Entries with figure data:

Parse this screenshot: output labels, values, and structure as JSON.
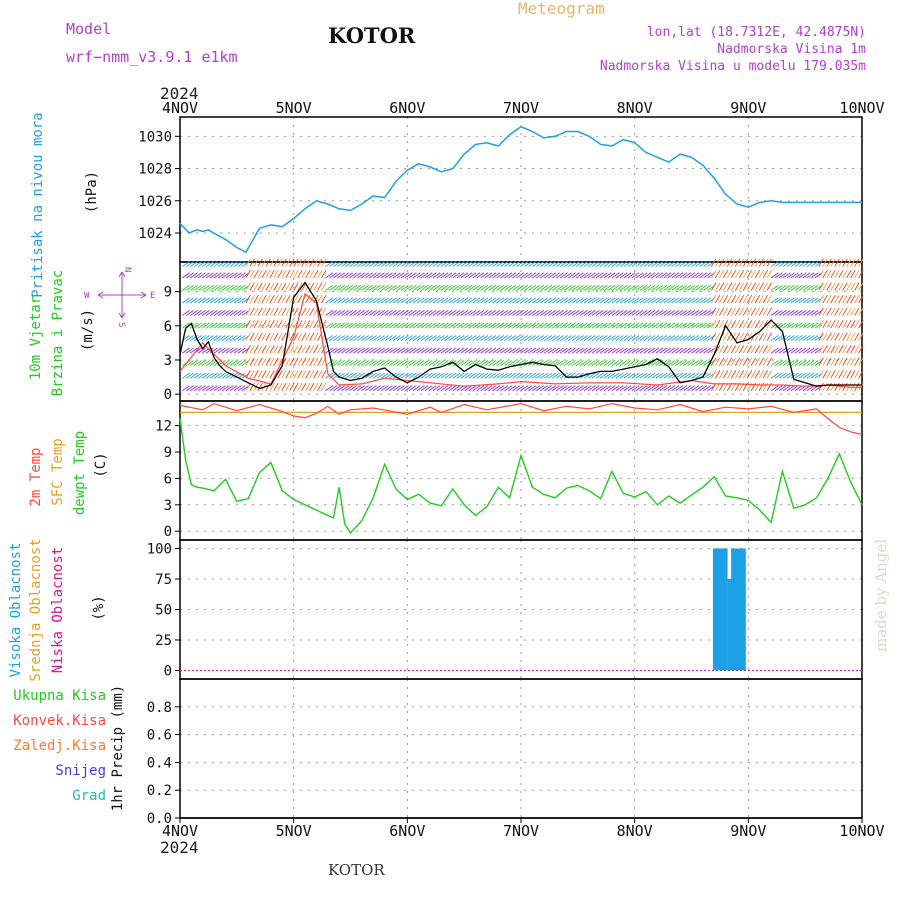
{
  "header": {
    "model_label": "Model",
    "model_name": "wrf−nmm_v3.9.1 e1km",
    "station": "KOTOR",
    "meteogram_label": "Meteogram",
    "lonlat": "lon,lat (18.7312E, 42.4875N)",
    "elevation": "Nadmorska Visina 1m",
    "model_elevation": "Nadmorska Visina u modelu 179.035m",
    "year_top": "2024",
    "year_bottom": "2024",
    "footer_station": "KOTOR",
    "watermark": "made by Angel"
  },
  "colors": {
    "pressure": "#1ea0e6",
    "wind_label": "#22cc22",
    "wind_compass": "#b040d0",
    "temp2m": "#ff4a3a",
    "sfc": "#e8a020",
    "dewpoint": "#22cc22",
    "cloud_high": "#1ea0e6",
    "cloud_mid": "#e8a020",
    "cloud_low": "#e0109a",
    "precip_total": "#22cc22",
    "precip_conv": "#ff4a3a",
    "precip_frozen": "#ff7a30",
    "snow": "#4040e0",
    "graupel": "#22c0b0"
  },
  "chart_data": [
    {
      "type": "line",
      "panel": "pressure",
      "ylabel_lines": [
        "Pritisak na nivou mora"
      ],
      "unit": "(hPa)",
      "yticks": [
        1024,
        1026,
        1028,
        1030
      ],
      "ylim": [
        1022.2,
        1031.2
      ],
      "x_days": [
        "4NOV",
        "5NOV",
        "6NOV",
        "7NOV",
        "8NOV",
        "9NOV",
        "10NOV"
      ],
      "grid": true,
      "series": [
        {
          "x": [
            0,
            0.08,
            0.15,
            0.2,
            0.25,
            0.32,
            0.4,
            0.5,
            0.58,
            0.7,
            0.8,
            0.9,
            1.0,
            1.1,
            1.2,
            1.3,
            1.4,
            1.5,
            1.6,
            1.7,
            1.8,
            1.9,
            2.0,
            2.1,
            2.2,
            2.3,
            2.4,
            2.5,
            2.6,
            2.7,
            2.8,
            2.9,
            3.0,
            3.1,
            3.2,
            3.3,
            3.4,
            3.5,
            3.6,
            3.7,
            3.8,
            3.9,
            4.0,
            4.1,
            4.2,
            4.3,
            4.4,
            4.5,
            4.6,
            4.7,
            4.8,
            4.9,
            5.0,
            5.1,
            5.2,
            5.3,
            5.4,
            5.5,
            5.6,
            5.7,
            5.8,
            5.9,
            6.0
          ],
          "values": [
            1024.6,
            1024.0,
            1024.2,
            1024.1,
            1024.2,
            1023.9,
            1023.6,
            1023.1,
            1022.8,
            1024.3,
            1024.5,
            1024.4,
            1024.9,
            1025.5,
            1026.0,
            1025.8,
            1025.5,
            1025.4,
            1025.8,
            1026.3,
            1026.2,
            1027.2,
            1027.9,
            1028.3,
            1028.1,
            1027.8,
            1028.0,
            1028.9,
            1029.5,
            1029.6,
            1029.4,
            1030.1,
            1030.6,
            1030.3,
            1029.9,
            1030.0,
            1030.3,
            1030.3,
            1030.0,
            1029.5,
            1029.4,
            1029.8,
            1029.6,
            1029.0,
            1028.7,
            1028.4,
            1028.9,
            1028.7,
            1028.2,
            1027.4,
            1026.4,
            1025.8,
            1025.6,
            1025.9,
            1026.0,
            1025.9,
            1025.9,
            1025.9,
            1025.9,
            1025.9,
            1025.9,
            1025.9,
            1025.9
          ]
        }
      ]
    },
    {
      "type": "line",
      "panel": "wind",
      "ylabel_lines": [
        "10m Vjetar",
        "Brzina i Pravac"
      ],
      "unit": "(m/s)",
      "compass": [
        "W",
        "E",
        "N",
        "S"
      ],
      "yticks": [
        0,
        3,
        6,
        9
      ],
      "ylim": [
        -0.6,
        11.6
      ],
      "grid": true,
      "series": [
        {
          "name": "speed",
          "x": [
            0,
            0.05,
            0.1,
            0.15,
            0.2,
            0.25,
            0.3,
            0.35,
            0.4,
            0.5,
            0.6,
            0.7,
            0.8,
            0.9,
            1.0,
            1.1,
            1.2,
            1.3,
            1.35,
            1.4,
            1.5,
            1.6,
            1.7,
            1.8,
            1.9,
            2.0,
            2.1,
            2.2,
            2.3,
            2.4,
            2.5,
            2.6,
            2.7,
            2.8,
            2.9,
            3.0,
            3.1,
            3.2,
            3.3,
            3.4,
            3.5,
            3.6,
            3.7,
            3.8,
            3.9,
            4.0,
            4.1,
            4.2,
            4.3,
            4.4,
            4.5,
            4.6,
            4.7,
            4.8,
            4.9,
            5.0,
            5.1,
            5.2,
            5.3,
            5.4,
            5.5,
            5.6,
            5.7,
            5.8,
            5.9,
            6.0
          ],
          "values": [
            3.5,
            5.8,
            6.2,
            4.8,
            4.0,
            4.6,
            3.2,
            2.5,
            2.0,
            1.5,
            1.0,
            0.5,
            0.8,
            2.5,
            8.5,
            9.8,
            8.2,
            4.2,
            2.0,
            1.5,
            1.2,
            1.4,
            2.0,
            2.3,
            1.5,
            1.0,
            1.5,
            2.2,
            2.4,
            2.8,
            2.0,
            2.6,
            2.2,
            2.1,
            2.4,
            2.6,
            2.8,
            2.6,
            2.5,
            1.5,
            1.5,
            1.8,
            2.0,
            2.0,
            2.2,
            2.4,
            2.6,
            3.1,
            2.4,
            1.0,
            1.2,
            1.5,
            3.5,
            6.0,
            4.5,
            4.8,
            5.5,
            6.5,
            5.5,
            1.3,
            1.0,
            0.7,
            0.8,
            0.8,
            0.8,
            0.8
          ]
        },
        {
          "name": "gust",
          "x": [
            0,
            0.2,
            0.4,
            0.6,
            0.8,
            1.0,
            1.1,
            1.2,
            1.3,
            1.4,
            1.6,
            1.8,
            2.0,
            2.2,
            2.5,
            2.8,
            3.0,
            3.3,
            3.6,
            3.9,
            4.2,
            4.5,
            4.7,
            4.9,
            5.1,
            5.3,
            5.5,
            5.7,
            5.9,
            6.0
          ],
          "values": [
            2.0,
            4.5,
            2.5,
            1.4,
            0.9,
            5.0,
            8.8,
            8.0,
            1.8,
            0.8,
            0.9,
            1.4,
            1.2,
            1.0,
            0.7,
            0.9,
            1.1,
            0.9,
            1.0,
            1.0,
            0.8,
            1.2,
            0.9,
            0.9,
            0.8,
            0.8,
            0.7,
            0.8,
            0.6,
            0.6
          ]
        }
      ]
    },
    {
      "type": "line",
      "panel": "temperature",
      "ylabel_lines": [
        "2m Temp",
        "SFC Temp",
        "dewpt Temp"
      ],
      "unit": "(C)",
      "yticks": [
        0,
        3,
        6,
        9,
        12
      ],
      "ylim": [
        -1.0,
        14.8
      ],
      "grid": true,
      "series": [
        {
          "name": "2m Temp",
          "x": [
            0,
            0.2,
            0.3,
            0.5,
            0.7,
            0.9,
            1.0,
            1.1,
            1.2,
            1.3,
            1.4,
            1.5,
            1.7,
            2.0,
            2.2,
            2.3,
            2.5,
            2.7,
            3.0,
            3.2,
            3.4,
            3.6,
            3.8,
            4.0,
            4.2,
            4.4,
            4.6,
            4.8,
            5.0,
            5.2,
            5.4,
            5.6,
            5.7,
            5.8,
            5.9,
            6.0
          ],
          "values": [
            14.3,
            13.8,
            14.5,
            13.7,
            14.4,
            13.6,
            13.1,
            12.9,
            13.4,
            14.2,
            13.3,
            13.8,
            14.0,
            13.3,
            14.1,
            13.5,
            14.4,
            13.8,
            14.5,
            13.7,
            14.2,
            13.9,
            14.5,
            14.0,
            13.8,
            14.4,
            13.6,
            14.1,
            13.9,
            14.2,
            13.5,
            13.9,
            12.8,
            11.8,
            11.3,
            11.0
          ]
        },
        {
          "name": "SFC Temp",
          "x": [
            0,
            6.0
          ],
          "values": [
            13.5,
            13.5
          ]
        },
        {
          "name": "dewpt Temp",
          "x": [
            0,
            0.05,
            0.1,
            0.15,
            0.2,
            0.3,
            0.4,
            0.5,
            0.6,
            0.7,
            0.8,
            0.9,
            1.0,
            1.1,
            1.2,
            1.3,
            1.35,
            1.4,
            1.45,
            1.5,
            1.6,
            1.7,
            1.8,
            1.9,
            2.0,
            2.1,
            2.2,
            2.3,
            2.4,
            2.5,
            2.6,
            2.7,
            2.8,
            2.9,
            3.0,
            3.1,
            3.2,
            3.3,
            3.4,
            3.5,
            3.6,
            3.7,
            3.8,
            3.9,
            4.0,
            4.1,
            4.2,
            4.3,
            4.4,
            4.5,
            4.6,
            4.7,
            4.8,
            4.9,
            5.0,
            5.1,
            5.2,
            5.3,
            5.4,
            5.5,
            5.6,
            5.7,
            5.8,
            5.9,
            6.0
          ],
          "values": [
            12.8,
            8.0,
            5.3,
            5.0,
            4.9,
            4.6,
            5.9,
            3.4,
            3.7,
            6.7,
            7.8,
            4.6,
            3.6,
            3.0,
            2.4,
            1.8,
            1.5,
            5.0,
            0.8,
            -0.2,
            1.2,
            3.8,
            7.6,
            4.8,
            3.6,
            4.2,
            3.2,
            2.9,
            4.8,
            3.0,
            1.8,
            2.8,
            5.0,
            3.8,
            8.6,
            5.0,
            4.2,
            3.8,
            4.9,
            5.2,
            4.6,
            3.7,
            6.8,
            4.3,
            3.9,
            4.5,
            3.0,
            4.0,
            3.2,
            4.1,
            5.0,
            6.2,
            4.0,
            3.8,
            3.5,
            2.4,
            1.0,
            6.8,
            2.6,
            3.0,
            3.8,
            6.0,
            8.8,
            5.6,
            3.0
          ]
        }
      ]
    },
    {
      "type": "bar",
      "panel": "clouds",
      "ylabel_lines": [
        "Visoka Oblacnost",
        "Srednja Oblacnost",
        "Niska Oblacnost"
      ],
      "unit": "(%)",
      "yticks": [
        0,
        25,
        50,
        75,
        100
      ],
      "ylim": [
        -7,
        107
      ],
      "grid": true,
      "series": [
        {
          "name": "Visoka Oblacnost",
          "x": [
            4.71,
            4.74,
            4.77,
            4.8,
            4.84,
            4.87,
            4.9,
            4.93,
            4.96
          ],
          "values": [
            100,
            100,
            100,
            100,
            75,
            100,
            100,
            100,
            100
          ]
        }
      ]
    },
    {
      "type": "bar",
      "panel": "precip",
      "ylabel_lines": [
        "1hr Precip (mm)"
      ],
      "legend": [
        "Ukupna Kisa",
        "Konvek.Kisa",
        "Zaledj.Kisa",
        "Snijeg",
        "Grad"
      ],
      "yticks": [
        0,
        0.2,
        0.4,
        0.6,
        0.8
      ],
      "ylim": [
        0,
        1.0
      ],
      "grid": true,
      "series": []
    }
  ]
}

> _PROMPT_: Show the lines of the records that include the string "KOTOR".

> _SOLUTION_:
    "station": "KOTOR",
    "footer_station": "KOTOR",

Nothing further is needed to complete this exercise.